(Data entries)
** START **
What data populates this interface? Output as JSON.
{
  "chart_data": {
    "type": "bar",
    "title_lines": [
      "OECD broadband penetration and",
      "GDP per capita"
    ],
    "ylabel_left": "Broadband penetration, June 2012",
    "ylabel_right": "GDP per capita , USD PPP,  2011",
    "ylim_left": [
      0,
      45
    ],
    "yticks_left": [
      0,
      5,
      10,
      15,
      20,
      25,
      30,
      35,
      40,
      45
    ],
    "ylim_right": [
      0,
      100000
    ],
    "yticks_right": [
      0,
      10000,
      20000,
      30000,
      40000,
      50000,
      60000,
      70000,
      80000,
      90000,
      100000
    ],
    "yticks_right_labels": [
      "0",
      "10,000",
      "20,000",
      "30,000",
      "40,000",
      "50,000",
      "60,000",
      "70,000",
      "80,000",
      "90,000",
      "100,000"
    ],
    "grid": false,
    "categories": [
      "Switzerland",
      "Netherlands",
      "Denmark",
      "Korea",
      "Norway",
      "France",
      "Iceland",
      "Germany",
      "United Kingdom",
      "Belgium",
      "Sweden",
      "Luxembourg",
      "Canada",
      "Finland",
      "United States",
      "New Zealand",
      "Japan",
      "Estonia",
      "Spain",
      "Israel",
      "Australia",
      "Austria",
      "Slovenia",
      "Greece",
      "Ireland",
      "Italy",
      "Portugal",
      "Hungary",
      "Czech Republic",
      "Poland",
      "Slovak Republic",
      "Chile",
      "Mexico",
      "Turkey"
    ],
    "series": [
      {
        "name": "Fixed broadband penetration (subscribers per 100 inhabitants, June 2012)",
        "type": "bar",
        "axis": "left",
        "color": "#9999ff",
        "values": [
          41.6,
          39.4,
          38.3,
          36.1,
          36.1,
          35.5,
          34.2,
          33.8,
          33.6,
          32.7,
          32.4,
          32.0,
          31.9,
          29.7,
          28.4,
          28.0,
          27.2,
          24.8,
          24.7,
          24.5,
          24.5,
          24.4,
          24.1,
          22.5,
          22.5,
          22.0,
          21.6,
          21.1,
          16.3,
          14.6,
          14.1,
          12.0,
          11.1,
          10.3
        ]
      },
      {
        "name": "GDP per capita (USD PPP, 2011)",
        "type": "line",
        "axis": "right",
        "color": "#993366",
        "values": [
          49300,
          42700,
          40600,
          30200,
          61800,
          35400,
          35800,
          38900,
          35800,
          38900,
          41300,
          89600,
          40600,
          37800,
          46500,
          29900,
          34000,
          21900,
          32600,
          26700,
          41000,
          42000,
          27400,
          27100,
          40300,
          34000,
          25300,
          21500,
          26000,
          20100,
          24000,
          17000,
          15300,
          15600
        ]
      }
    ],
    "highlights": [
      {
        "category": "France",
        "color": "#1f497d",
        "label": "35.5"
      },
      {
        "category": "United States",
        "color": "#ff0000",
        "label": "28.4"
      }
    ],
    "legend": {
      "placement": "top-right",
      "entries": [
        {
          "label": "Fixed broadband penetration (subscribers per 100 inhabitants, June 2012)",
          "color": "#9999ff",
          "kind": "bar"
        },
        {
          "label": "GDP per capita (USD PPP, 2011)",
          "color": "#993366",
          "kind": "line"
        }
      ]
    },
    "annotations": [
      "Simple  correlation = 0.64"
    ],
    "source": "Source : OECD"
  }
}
** END **
WHAT YOU NEED TO DO =>
Output the full listing without altering anything.

COMPLETE OUTPUT =>
What data populates this interface? Output as JSON.
{
  "chart_data": {
    "type": "bar",
    "title_lines": [
      "OECD broadband penetration and",
      "GDP per capita"
    ],
    "ylabel_left": "Broadband penetration, June 2012",
    "ylabel_right": "GDP per capita , USD PPP,  2011",
    "ylim_left": [
      0,
      45
    ],
    "yticks_left": [
      0,
      5,
      10,
      15,
      20,
      25,
      30,
      35,
      40,
      45
    ],
    "ylim_right": [
      0,
      100000
    ],
    "yticks_right": [
      0,
      10000,
      20000,
      30000,
      40000,
      50000,
      60000,
      70000,
      80000,
      90000,
      100000
    ],
    "yticks_right_labels": [
      "0",
      "10,000",
      "20,000",
      "30,000",
      "40,000",
      "50,000",
      "60,000",
      "70,000",
      "80,000",
      "90,000",
      "100,000"
    ],
    "grid": false,
    "categories": [
      "Switzerland",
      "Netherlands",
      "Denmark",
      "Korea",
      "Norway",
      "France",
      "Iceland",
      "Germany",
      "United Kingdom",
      "Belgium",
      "Sweden",
      "Luxembourg",
      "Canada",
      "Finland",
      "United States",
      "New Zealand",
      "Japan",
      "Estonia",
      "Spain",
      "Israel",
      "Australia",
      "Austria",
      "Slovenia",
      "Greece",
      "Ireland",
      "Italy",
      "Portugal",
      "Hungary",
      "Czech Republic",
      "Poland",
      "Slovak Republic",
      "Chile",
      "Mexico",
      "Turkey"
    ],
    "series": [
      {
        "name": "Fixed broadband penetration (subscribers per 100 inhabitants, June 2012)",
        "type": "bar",
        "axis": "left",
        "color": "#9999ff",
        "values": [
          41.6,
          39.4,
          38.3,
          36.1,
          36.1,
          35.5,
          34.2,
          33.8,
          33.6,
          32.7,
          32.4,
          32.0,
          31.9,
          29.7,
          28.4,
          28.0,
          27.2,
          24.8,
          24.7,
          24.5,
          24.5,
          24.4,
          24.1,
          22.5,
          22.5,
          22.0,
          21.6,
          21.1,
          16.3,
          14.6,
          14.1,
          12.0,
          11.1,
          10.3
        ]
      },
      {
        "name": "GDP per capita (USD PPP, 2011)",
        "type": "line",
        "axis": "right",
        "color": "#993366",
        "values": [
          49300,
          42700,
          40600,
          30200,
          61800,
          35400,
          35800,
          38900,
          35800,
          38900,
          41300,
          89600,
          40600,
          37800,
          46500,
          29900,
          34000,
          21900,
          32600,
          26700,
          41000,
          42000,
          27400,
          27100,
          40300,
          34000,
          25300,
          21500,
          26000,
          20100,
          24000,
          17000,
          15300,
          15600
        ]
      }
    ],
    "highlights": [
      {
        "category": "France",
        "color": "#1f497d",
        "label": "35.5"
      },
      {
        "category": "United States",
        "color": "#ff0000",
        "label": "28.4"
      }
    ],
    "legend": {
      "placement": "top-right",
      "entries": [
        {
          "label": "Fixed broadband penetration (subscribers per 100 inhabitants, June 2012)",
          "color": "#9999ff",
          "kind": "bar"
        },
        {
          "label": "GDP per capita (USD PPP, 2011)",
          "color": "#993366",
          "kind": "line"
        }
      ]
    },
    "annotations": [
      "Simple  correlation = 0.64"
    ],
    "source": "Source : OECD"
  }
}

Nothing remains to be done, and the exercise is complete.